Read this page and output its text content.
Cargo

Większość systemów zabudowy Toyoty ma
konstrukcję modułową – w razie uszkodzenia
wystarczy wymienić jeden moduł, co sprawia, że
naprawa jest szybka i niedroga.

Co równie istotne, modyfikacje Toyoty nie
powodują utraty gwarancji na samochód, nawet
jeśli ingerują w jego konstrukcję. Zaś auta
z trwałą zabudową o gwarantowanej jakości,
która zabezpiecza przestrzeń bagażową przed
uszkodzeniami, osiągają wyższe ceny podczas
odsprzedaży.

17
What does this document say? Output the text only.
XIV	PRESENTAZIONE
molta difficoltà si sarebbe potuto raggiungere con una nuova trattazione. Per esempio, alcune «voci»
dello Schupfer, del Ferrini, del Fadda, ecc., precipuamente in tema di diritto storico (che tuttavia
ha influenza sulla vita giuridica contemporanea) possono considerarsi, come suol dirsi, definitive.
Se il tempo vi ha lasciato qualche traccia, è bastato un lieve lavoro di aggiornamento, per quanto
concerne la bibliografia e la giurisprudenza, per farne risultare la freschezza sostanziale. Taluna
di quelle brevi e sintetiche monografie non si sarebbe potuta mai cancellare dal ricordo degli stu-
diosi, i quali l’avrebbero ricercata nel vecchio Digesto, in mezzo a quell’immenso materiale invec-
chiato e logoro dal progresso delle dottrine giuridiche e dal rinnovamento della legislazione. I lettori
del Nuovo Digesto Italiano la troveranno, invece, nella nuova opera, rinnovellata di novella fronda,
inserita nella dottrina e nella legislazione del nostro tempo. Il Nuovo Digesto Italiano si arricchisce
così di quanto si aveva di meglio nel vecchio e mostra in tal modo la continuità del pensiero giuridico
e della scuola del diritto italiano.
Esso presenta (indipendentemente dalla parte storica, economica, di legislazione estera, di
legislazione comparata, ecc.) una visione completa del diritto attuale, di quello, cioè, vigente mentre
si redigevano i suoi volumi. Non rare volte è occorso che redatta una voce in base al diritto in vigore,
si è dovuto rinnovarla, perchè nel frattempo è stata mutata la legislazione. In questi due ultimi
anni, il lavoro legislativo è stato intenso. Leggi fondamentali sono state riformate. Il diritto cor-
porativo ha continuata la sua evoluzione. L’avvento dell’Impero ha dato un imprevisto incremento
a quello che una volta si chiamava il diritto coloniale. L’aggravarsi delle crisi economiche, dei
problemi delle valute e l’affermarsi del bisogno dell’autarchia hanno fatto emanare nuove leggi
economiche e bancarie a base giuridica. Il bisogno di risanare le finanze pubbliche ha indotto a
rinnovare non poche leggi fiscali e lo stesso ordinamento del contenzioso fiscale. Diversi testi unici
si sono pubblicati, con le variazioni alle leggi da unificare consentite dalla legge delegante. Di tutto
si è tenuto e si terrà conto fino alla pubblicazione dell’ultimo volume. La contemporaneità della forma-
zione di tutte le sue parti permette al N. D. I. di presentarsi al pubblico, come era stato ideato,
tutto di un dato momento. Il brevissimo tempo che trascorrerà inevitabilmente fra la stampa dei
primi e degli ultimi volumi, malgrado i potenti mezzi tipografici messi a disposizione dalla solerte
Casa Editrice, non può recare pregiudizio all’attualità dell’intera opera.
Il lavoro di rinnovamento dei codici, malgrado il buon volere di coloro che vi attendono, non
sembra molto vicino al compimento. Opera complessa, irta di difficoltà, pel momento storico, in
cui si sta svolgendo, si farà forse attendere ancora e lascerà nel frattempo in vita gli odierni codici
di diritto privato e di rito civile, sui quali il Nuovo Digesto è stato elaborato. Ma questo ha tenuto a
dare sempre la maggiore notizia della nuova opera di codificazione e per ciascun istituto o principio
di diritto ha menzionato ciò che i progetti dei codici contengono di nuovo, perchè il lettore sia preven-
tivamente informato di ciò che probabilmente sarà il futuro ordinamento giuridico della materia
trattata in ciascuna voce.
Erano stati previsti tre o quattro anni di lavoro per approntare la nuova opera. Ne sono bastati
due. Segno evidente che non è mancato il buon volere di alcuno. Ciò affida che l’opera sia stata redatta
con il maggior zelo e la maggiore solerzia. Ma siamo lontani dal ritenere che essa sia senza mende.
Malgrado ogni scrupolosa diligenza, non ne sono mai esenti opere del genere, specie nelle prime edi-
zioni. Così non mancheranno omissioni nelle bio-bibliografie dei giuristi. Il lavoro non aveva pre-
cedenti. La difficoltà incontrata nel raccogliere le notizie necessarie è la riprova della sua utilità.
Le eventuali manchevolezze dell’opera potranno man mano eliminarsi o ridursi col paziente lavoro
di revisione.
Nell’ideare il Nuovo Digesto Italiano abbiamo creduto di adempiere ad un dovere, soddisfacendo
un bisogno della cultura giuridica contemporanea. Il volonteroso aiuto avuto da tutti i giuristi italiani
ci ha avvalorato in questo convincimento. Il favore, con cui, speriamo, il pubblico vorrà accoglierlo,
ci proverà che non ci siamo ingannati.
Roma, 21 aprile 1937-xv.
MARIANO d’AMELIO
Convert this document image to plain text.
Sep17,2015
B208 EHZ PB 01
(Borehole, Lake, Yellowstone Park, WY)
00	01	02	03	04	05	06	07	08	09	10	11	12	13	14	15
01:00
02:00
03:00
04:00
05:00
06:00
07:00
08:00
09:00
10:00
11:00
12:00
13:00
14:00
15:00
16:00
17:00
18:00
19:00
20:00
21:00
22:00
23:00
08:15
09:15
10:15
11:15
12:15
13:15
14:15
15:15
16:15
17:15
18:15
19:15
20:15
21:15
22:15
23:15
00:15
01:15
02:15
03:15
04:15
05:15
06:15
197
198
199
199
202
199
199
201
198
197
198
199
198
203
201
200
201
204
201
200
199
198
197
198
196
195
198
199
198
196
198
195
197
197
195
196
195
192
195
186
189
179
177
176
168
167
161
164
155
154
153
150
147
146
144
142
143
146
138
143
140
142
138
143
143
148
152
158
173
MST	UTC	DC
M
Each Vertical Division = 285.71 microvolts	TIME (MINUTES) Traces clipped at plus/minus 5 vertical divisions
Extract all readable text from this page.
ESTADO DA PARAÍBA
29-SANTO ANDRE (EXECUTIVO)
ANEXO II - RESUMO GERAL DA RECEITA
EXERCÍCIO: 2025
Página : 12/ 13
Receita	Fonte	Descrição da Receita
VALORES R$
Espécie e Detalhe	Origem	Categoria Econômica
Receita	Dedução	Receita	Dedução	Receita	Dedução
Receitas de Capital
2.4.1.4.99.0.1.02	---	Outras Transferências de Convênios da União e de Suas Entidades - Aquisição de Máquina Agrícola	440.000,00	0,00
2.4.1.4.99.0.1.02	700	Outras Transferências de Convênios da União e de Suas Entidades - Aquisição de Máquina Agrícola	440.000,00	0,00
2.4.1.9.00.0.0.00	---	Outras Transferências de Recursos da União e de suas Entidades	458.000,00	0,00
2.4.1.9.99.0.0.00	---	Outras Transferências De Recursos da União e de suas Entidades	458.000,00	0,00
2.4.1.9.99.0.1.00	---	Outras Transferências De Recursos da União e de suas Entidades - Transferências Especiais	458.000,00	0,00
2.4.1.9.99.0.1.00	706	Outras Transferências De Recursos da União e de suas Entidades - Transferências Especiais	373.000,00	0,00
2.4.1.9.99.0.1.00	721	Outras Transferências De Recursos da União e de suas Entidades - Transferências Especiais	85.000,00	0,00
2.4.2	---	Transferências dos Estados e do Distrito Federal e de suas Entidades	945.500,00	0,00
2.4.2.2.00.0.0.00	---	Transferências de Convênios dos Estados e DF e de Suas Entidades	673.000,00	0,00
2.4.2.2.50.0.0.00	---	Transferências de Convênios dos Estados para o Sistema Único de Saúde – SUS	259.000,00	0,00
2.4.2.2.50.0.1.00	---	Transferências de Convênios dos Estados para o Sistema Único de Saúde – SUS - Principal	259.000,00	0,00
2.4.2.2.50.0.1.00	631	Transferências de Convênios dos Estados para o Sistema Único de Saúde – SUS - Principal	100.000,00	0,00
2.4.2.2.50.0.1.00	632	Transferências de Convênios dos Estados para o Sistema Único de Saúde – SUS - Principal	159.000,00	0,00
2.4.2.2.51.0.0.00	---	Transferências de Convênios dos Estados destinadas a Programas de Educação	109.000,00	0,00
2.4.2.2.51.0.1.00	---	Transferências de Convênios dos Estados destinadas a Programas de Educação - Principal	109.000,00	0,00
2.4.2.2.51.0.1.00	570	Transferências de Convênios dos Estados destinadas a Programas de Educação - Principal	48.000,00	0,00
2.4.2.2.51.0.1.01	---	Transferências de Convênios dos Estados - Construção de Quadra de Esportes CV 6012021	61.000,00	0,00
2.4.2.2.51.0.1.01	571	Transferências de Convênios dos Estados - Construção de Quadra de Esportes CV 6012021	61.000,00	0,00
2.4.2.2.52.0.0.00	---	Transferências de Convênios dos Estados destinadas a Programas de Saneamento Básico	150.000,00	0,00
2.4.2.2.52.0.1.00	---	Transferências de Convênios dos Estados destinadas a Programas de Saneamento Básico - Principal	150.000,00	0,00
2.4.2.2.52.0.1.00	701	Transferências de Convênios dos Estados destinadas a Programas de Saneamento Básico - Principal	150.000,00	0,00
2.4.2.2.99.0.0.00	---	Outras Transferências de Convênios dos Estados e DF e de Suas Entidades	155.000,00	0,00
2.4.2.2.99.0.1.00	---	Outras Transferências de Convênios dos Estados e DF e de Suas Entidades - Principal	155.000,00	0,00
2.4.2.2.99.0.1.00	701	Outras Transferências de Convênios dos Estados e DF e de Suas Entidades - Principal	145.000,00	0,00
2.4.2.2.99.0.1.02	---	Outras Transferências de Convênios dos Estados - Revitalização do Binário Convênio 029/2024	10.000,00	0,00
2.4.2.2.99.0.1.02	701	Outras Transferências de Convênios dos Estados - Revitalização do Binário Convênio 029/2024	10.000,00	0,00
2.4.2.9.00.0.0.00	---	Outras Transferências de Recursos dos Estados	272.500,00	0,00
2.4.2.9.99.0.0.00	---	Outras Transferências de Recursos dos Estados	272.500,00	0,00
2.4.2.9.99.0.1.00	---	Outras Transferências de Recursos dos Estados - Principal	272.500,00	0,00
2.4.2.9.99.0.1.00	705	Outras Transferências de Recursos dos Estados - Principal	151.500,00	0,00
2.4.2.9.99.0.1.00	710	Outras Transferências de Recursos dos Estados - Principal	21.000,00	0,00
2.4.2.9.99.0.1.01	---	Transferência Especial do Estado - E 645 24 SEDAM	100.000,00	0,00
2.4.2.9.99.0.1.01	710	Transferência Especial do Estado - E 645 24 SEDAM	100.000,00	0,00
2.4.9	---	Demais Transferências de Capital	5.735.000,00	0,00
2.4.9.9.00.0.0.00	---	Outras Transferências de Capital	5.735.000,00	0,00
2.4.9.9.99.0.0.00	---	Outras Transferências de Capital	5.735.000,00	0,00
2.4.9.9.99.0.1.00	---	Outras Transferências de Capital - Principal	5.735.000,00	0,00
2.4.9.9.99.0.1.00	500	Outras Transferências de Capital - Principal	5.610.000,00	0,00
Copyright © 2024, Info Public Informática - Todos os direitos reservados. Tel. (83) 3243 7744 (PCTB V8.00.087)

***

Request » Going through the lines above one by one, tally those with the word "frattempo" and give only the total.

The reply » 2